▶ Exercise brief
Return the records below verbatim, starting with the line that contains "UI element localization: list" and going on through the line that contains "legend-label: PPH(抱怨数/百人)，单位：个 [454,570,650,588]", with both of those lines included.

........

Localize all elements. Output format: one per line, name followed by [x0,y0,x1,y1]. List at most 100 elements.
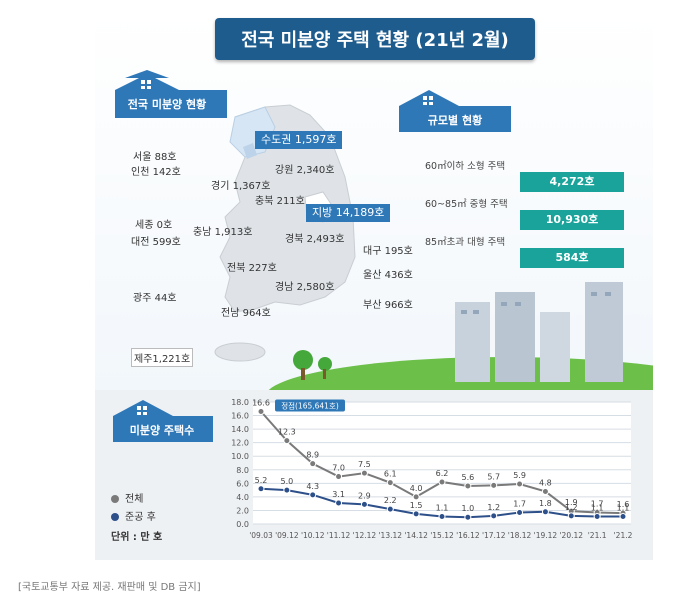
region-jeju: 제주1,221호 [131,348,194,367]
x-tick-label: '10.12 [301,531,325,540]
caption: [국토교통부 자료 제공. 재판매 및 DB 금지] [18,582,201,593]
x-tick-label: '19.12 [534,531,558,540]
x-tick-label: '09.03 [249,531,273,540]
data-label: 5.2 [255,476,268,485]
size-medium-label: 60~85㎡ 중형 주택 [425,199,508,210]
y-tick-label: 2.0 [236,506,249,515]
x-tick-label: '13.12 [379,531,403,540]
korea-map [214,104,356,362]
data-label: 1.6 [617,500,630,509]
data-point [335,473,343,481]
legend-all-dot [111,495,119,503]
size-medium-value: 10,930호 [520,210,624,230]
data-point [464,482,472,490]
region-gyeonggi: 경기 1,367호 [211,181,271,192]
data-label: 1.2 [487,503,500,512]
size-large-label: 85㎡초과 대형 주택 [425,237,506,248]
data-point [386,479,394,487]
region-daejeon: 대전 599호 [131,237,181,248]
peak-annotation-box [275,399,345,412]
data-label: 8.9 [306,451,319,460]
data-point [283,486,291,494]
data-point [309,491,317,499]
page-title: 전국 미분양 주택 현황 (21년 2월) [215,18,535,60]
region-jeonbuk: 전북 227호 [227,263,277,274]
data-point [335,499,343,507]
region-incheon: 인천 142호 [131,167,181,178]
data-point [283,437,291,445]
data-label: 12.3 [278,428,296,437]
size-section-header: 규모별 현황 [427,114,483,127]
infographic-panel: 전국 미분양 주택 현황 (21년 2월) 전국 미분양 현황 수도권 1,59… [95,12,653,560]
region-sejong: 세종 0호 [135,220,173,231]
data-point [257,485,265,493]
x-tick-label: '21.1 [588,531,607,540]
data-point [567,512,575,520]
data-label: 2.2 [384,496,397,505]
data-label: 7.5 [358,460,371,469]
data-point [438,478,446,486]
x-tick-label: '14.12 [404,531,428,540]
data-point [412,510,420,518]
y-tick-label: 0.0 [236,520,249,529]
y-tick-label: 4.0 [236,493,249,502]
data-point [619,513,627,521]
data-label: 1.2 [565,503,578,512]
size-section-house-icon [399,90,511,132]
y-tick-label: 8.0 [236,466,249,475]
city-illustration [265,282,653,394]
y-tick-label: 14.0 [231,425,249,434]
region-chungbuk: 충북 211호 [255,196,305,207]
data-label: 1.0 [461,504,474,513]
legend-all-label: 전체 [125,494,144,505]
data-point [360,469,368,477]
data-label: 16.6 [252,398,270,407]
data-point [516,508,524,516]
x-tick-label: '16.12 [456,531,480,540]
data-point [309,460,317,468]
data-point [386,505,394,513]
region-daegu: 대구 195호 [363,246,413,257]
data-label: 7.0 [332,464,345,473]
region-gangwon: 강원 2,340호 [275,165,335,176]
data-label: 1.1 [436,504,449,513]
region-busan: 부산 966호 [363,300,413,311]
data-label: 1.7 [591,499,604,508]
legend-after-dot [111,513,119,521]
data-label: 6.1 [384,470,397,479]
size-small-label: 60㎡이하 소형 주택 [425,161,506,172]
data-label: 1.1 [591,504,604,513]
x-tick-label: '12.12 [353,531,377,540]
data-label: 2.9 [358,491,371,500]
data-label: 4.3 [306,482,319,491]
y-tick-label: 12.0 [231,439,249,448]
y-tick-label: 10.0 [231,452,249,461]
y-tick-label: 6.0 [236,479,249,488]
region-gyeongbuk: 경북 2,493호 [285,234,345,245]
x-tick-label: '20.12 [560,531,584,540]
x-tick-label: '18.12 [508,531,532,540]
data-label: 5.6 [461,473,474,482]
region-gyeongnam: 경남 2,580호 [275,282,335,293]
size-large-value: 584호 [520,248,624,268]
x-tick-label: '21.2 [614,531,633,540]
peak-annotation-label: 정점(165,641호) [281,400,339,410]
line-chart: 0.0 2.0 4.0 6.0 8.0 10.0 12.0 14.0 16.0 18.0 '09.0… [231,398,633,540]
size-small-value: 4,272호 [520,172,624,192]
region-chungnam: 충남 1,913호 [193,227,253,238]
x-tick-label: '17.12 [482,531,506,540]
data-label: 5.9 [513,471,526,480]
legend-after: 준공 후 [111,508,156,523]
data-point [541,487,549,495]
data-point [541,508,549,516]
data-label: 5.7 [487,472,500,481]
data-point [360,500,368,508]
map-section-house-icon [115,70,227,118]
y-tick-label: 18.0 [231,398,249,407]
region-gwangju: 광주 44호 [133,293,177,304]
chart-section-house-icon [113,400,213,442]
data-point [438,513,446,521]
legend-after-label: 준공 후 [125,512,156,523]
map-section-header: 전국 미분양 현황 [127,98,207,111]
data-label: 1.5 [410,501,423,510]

........

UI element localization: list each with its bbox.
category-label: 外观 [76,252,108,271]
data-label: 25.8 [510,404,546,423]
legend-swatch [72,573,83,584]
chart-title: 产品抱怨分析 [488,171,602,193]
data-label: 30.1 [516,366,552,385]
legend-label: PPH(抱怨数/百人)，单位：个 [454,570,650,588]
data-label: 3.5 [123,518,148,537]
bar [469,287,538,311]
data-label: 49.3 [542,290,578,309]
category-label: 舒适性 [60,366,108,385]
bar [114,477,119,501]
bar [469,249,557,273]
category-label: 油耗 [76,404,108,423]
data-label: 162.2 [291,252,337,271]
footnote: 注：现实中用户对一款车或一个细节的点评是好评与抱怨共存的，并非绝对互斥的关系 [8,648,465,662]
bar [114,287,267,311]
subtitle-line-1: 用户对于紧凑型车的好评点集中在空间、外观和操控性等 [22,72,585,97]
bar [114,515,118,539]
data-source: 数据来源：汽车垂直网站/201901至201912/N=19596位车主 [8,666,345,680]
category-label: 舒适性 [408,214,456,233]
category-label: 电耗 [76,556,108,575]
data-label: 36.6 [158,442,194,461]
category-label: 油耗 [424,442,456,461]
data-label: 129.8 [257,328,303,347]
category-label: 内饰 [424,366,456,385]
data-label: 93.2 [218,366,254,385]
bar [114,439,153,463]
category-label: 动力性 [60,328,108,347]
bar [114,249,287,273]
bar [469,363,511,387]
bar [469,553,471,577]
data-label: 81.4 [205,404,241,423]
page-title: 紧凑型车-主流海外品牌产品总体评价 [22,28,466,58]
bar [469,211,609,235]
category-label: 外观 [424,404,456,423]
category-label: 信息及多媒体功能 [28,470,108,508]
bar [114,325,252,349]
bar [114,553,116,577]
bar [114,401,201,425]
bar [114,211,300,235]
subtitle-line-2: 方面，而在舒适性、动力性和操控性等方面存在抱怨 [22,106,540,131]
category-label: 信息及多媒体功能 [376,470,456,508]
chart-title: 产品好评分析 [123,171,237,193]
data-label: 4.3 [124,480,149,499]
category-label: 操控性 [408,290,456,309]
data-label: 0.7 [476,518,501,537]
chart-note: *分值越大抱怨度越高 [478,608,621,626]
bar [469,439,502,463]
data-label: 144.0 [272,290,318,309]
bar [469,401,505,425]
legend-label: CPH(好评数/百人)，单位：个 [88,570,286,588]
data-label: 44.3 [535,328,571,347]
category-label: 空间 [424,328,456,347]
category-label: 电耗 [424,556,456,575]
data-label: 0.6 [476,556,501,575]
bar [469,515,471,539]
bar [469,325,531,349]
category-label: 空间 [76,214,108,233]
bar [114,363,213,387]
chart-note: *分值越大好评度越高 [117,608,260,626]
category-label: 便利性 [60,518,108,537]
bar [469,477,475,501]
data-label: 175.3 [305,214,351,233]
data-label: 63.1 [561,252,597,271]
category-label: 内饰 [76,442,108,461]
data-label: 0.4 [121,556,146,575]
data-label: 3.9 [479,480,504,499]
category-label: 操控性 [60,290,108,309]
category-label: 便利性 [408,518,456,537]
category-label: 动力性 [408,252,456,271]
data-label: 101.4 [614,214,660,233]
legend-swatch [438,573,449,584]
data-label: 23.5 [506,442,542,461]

........

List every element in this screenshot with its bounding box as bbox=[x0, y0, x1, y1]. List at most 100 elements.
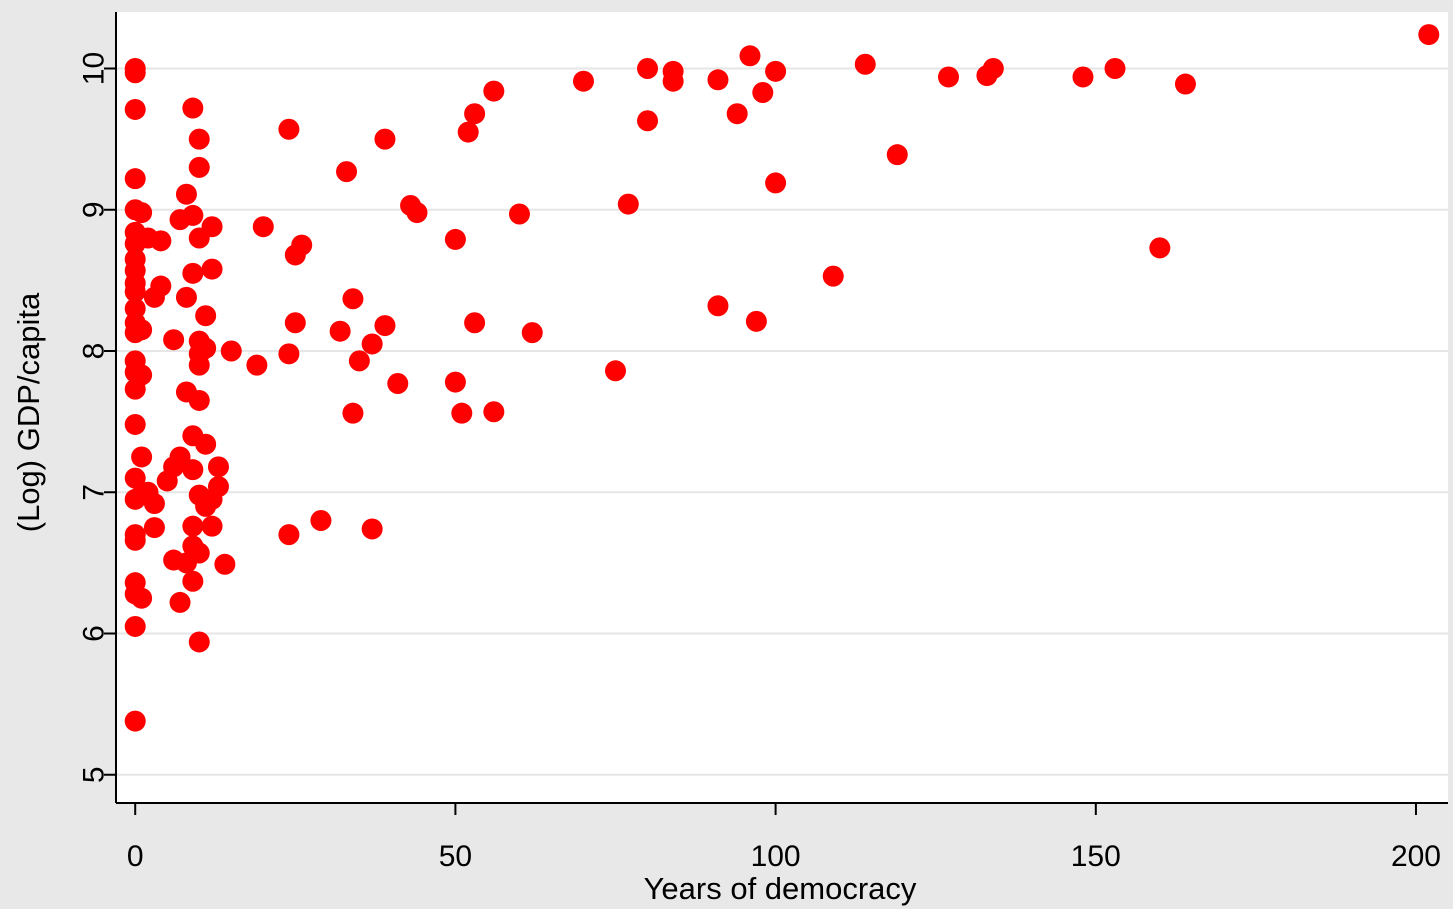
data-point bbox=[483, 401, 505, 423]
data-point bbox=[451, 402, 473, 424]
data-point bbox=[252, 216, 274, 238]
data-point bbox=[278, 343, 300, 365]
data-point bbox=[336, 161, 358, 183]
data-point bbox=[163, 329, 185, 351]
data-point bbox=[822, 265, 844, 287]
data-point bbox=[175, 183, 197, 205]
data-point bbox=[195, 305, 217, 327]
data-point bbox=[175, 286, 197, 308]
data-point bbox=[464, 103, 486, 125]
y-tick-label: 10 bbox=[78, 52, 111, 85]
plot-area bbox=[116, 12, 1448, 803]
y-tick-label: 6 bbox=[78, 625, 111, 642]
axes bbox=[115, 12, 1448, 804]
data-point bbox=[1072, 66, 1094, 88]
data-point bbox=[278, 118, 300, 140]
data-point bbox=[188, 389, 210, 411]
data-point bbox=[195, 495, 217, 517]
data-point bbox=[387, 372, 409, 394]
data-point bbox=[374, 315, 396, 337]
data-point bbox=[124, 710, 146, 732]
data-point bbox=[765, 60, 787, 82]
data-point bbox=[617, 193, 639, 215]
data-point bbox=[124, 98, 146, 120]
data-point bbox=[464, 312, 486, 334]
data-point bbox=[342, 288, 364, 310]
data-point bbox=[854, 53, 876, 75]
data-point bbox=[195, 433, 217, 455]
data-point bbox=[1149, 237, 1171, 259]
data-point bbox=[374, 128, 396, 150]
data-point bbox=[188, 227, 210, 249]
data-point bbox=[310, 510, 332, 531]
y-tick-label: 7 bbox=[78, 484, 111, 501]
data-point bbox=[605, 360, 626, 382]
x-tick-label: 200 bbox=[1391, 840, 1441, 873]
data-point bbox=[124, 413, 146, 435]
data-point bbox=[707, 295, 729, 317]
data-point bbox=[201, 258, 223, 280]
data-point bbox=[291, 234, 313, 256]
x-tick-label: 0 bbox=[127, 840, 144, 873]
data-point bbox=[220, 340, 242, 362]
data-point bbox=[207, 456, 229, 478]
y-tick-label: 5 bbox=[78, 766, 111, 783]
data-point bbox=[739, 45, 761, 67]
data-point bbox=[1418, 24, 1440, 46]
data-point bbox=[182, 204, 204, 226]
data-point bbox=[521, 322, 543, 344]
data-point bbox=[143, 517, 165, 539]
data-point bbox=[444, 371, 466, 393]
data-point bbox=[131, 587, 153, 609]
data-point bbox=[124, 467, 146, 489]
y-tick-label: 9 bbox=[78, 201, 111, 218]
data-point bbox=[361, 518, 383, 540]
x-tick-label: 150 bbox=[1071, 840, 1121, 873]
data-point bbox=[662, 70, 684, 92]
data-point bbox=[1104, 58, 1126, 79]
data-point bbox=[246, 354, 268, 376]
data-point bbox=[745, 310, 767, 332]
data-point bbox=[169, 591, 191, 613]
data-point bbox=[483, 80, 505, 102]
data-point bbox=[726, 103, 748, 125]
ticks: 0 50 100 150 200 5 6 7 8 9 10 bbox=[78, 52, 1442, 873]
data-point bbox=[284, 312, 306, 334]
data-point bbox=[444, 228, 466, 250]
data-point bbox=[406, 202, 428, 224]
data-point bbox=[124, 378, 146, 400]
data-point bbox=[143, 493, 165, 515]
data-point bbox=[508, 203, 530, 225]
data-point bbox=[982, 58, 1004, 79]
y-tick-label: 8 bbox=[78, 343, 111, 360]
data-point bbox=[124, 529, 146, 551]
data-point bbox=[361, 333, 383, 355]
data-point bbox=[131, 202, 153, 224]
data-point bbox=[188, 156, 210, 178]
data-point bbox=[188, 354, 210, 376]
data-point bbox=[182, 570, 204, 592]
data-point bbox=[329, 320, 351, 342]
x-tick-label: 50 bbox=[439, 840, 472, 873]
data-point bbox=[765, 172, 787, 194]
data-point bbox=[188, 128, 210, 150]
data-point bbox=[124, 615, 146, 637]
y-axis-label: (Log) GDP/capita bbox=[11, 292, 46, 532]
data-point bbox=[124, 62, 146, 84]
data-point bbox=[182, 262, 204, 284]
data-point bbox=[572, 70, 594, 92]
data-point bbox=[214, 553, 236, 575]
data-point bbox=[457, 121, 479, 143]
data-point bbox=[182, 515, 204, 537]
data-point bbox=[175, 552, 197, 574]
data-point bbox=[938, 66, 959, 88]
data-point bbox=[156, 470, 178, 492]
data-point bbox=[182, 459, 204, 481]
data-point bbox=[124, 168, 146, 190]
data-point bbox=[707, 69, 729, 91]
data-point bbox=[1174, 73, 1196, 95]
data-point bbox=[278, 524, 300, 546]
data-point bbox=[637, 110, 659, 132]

........

▶ Result of the task
UI element localization: list each with its bbox.
category-label: 外观 [76,252,108,271]
data-label: 25.8 [510,404,546,423]
legend-swatch [72,573,83,584]
chart-title: 产品抱怨分析 [488,171,602,193]
data-label: 30.1 [516,366,552,385]
legend-label: PPH(抱怨数/百人)，单位：个 [454,570,650,588]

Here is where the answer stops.